| WHAT THIS TASK INVOLVES |
Reproduce everything from the start of the entries down to the line containing "drill-mark [471, 393, 482, 404]", swapping "close-icon" for "dismiss-icon" and leaving all else unchanged.

| RECORDS FOR THE TASK |
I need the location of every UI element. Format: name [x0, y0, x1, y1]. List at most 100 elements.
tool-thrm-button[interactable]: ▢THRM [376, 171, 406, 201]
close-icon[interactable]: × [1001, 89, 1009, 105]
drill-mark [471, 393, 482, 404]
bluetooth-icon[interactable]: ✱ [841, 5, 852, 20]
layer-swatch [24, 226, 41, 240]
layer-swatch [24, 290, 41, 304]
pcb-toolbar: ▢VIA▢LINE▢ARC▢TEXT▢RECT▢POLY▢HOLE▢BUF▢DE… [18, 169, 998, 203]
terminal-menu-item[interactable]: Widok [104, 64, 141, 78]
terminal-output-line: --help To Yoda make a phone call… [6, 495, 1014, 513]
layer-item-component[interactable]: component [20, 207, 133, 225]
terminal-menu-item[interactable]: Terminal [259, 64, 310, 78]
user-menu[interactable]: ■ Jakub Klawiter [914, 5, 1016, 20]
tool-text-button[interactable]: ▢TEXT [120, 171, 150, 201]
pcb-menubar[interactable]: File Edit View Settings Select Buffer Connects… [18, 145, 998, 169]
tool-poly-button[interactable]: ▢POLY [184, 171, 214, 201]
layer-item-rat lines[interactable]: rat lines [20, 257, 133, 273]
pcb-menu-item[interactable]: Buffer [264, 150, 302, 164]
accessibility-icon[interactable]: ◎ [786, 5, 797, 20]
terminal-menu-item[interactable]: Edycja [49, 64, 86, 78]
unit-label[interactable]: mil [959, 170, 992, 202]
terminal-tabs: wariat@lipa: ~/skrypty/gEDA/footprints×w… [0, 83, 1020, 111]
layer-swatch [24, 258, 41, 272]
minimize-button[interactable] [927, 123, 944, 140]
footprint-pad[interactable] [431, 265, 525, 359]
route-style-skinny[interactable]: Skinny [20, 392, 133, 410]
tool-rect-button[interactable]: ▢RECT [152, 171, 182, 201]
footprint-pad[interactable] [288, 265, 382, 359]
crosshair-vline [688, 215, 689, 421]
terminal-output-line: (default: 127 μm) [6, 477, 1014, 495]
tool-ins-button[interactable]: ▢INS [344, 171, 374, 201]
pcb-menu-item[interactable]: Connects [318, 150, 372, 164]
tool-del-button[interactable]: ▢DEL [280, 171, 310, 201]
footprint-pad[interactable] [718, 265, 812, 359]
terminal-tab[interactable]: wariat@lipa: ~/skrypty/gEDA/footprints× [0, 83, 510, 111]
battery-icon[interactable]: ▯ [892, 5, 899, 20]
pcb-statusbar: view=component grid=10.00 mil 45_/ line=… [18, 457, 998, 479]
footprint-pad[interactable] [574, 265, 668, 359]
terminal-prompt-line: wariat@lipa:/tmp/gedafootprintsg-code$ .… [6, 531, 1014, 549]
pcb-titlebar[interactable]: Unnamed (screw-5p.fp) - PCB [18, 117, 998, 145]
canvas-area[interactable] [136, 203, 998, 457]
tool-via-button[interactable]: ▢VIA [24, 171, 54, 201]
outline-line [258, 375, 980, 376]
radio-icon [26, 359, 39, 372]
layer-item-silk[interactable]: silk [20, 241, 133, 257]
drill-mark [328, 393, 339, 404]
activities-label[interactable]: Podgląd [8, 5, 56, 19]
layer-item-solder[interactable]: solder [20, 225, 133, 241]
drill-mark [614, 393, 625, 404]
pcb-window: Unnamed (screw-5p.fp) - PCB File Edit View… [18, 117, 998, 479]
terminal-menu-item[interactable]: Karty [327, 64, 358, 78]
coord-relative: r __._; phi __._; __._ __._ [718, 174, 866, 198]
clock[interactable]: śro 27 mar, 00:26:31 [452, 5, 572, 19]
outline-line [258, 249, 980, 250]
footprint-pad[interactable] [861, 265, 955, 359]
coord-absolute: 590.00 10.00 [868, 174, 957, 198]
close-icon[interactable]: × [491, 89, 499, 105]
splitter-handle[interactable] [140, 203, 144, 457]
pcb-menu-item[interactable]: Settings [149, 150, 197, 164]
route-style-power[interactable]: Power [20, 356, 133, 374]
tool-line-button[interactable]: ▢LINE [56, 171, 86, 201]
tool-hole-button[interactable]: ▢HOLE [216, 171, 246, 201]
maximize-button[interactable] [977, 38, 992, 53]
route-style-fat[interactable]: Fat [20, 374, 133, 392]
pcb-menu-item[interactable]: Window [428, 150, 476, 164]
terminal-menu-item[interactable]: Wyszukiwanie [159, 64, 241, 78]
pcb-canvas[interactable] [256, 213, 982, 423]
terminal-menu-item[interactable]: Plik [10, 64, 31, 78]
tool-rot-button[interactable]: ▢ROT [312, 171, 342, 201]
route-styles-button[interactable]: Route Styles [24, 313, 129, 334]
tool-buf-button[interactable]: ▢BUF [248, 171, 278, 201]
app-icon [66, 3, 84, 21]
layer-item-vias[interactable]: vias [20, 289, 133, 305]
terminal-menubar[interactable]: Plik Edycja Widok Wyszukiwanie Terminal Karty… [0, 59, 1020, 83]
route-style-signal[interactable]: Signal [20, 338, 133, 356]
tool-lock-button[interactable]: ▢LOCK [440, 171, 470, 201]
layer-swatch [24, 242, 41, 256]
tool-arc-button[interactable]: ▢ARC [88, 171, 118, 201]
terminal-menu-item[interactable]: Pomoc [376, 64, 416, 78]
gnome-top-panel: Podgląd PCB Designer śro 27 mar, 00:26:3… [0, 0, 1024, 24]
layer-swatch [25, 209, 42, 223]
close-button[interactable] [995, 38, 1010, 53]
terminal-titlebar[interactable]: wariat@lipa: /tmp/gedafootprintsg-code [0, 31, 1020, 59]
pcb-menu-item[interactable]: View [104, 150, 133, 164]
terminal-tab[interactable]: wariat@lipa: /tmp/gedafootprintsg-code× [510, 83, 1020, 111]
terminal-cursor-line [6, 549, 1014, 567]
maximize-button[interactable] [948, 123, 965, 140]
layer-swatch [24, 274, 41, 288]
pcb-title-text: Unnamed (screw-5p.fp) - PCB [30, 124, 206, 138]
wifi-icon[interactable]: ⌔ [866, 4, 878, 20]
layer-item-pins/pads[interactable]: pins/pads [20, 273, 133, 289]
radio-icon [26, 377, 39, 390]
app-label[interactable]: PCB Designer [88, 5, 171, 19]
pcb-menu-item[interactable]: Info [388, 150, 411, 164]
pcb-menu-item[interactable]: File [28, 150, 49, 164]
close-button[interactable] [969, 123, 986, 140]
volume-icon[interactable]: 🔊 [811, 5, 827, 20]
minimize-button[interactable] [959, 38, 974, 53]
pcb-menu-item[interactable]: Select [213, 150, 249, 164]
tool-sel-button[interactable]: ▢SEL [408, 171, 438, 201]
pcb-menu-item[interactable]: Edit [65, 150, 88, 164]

| FULL OUTPUT |
I need the location of every UI element. Format: name [x0, y0, x1, y1]. List at most 100 elements.
tool-thrm-button[interactable]: ▢THRM [376, 171, 406, 201]
dismiss-icon[interactable]: × [1001, 89, 1009, 105]
drill-mark [471, 393, 482, 404]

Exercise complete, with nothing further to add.